## EXERCISE DIRECTIONS
Below, after the Bush announcement speech, comes the material. Repeat word for word the stretch of the speech that opens with the words containing "At the outset" and closes with "of the eighties.".

## EXTRACT TO READ
◇ ◇ ◇ ◇ ◇

Presidential Campaign and Candidates

 

George Bush 1980 Announcement Speech

EMBARGOED FOR RELEASE:     9:30 EST, May 1, 1979

 

PRESIDENTIAL ANNOUNCEMENT STATEMENT OF AMBASSADOR GEORGE BUSH

 

 

Ladies and gentlemen, I am a candidate for President of the United States.

 

With the help of friends and supporters throughout the country, I intend to seek and win our party's nomination and the general election in 1980.

 

I seek this nomination as a lifelong Republican who has worked throughout his career, in business and in public office, on behalf of the principles of Lincoln, Theodore Roosevelt and Dwight Eisenhower.

 

At the outset of this campaign, let me say that I am not running for President as a regional or factional candidate, but as a national candidate. I ask all Republicans to join me in a common effort to bring America the principled, stable leadership we must have in the decade of the eighties.

 

As a national- candidate, I will welcome the support of all Americans -- Republicans Democrats and Independents -- in my campaign, to give America the new leadership needed to keep our country free prosperous and second-to-none in the years ahead.

◇ ◇ ◇ ◇ ◇

## DATA LISTING
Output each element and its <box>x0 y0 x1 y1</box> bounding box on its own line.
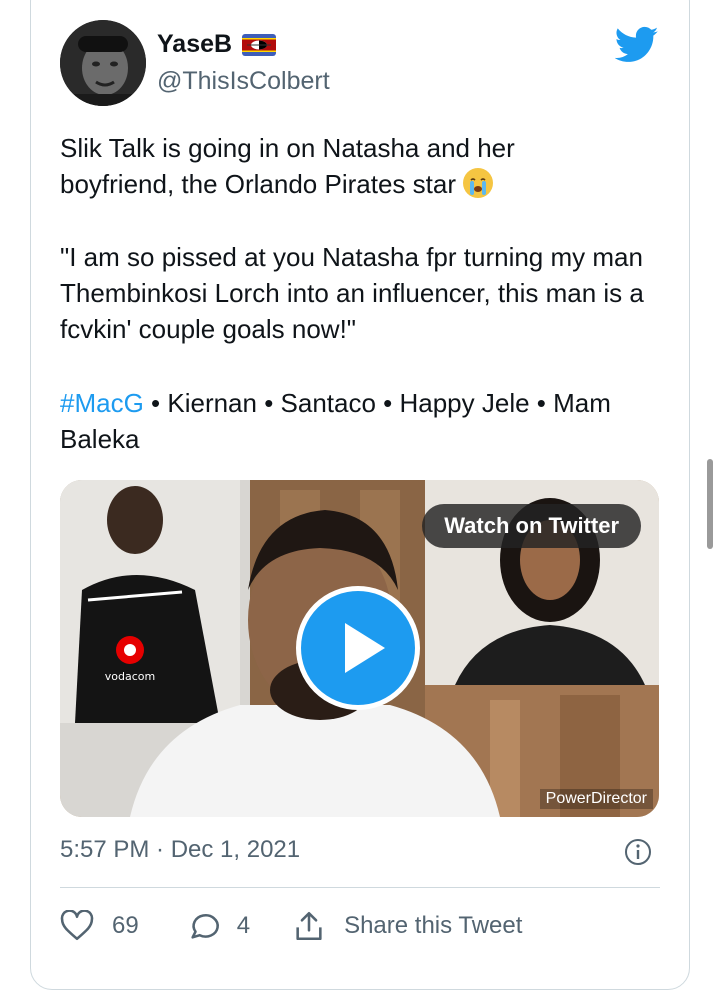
share-action[interactable]: Share this Tweet <box>292 909 522 943</box>
tweet-timestamp[interactable]: 5:57 PM · Dec 1, 2021 <box>60 836 300 864</box>
hashtag-link[interactable]: #MacG <box>60 388 144 418</box>
watch-on-twitter-button[interactable]: Watch on Twitter <box>422 504 641 548</box>
tweet-actions: 69 4 Share this Tweet <box>60 906 522 946</box>
share-label: Share this Tweet <box>344 912 523 939</box>
twitter-bird-icon[interactable] <box>614 26 659 64</box>
avatar[interactable] <box>60 20 146 106</box>
topics-line: #MacG • Kiernan • Santaco • Happy Jele •… <box>60 385 670 457</box>
tweet-quote: "I am so pissed at you Natasha fpr turni… <box>60 242 644 344</box>
reply-icon <box>191 914 219 939</box>
tweet-text-line-1: Slik Talk is going in on Natasha and her <box>60 133 515 163</box>
like-action[interactable]: 69 <box>60 910 139 942</box>
display-name-text: YaseB <box>157 30 233 58</box>
divider <box>60 887 660 888</box>
reply-action[interactable]: 4 <box>187 910 250 942</box>
info-icon[interactable] <box>624 838 652 866</box>
reply-count: 4 <box>236 912 251 939</box>
share-icon <box>296 911 322 941</box>
user-handle[interactable]: @ThisIsColbert <box>157 67 330 96</box>
heart-icon <box>60 910 94 941</box>
crying-face-emoji <box>463 168 494 198</box>
play-button[interactable] <box>296 586 420 710</box>
tweet-text: Slik Talk is going in on Natasha and her… <box>60 130 670 202</box>
jersey-sponsor-text: vodacom <box>105 670 155 683</box>
like-count: 69 <box>112 912 139 939</box>
video-player[interactable]: vodacom Watch on Twitter PowerDirector <box>60 480 659 817</box>
display-name[interactable]: YaseB <box>157 30 277 59</box>
tweet-text-line-2: boyfriend, the Orlando Pirates star <box>60 169 456 199</box>
eswatini-flag-icon <box>242 33 277 56</box>
play-icon <box>345 623 385 673</box>
scrollbar[interactable] <box>707 459 713 549</box>
video-watermark: PowerDirector <box>539 789 653 809</box>
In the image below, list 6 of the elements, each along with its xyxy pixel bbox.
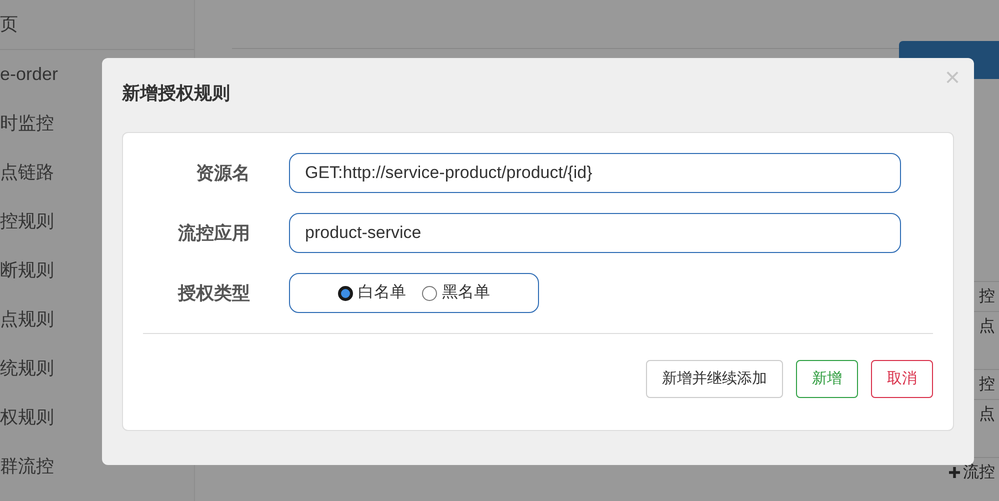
field-label: 资源名 xyxy=(195,162,250,184)
field-label: 流控应用 xyxy=(176,222,250,244)
field-label: 授权类型 xyxy=(176,282,250,304)
radio-label: 白名单 xyxy=(358,283,406,303)
radio-label: 黑名单 xyxy=(442,283,490,303)
dialog-title: 新增授权规则 xyxy=(122,82,231,105)
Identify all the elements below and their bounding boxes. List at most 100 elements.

◇ ◇ ◇ ◇ ◇

## EXPECTED ANSWER
At the outset of this campaign, let me say that I am not running for President as a regional or factional candidate, but as a national candidate. I ask all Republicans to join me in a common effort to bring America the principled, stable leadership we must have in the decade of the eighties.